== TASK ==
Without the pictures, can you quote each line below exactly?

== DATA FOR PROCESSING ==
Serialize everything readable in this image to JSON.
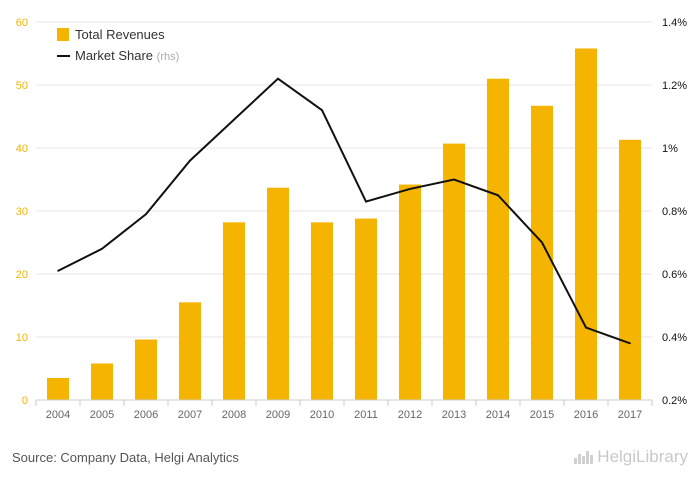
{
  "chart_data": {
    "type": "bar",
    "categories": [
      "2004",
      "2005",
      "2006",
      "2007",
      "2008",
      "2009",
      "2010",
      "2011",
      "2012",
      "2013",
      "2014",
      "2015",
      "2016",
      "2017"
    ],
    "series": [
      {
        "name": "Total Revenues",
        "type": "bar",
        "axis": "left",
        "color": "#f5b400",
        "values": [
          3.5,
          5.8,
          9.6,
          15.5,
          28.2,
          33.7,
          28.2,
          28.8,
          34.2,
          40.7,
          51.0,
          46.7,
          55.8,
          41.3
        ]
      },
      {
        "name": "Market Share",
        "name_suffix": "(rhs)",
        "type": "line",
        "axis": "right",
        "color": "#111111",
        "values": [
          0.61,
          0.68,
          0.79,
          0.96,
          1.09,
          1.22,
          1.12,
          0.83,
          0.87,
          0.9,
          0.85,
          0.7,
          0.43,
          0.38
        ]
      }
    ],
    "ylim": [
      0,
      60
    ],
    "y_ticks": [
      0,
      10,
      20,
      30,
      40,
      50,
      60
    ],
    "y2lim": [
      0.2,
      1.4
    ],
    "y2_ticks": [
      "0.2%",
      "0.4%",
      "0.6%",
      "0.8%",
      "1%",
      "1.2%",
      "1.4%"
    ],
    "grid": true,
    "legend_position": "top-left",
    "left_axis_color": "#f5b400",
    "right_axis_color": "#111111"
  },
  "footer": {
    "source": "Source: Company Data, Helgi Analytics",
    "logo": "HelgiLibrary"
  }
}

== SOLUTION FOR THIS PROBLEM ==
Serialize everything readable in this image to JSON.
{
  "chart_data": {
    "type": "bar",
    "categories": [
      "2004",
      "2005",
      "2006",
      "2007",
      "2008",
      "2009",
      "2010",
      "2011",
      "2012",
      "2013",
      "2014",
      "2015",
      "2016",
      "2017"
    ],
    "series": [
      {
        "name": "Total Revenues",
        "type": "bar",
        "axis": "left",
        "color": "#f5b400",
        "values": [
          3.5,
          5.8,
          9.6,
          15.5,
          28.2,
          33.7,
          28.2,
          28.8,
          34.2,
          40.7,
          51.0,
          46.7,
          55.8,
          41.3
        ]
      },
      {
        "name": "Market Share",
        "name_suffix": "(rhs)",
        "type": "line",
        "axis": "right",
        "color": "#111111",
        "values": [
          0.61,
          0.68,
          0.79,
          0.96,
          1.09,
          1.22,
          1.12,
          0.83,
          0.87,
          0.9,
          0.85,
          0.7,
          0.43,
          0.38
        ]
      }
    ],
    "ylim": [
      0,
      60
    ],
    "y_ticks": [
      0,
      10,
      20,
      30,
      40,
      50,
      60
    ],
    "y2lim": [
      0.2,
      1.4
    ],
    "y2_ticks": [
      "0.2%",
      "0.4%",
      "0.6%",
      "0.8%",
      "1%",
      "1.2%",
      "1.4%"
    ],
    "grid": true,
    "legend_position": "top-left",
    "left_axis_color": "#f5b400",
    "right_axis_color": "#111111"
  },
  "footer": {
    "source": "Source: Company Data, Helgi Analytics",
    "logo": "HelgiLibrary"
  }
}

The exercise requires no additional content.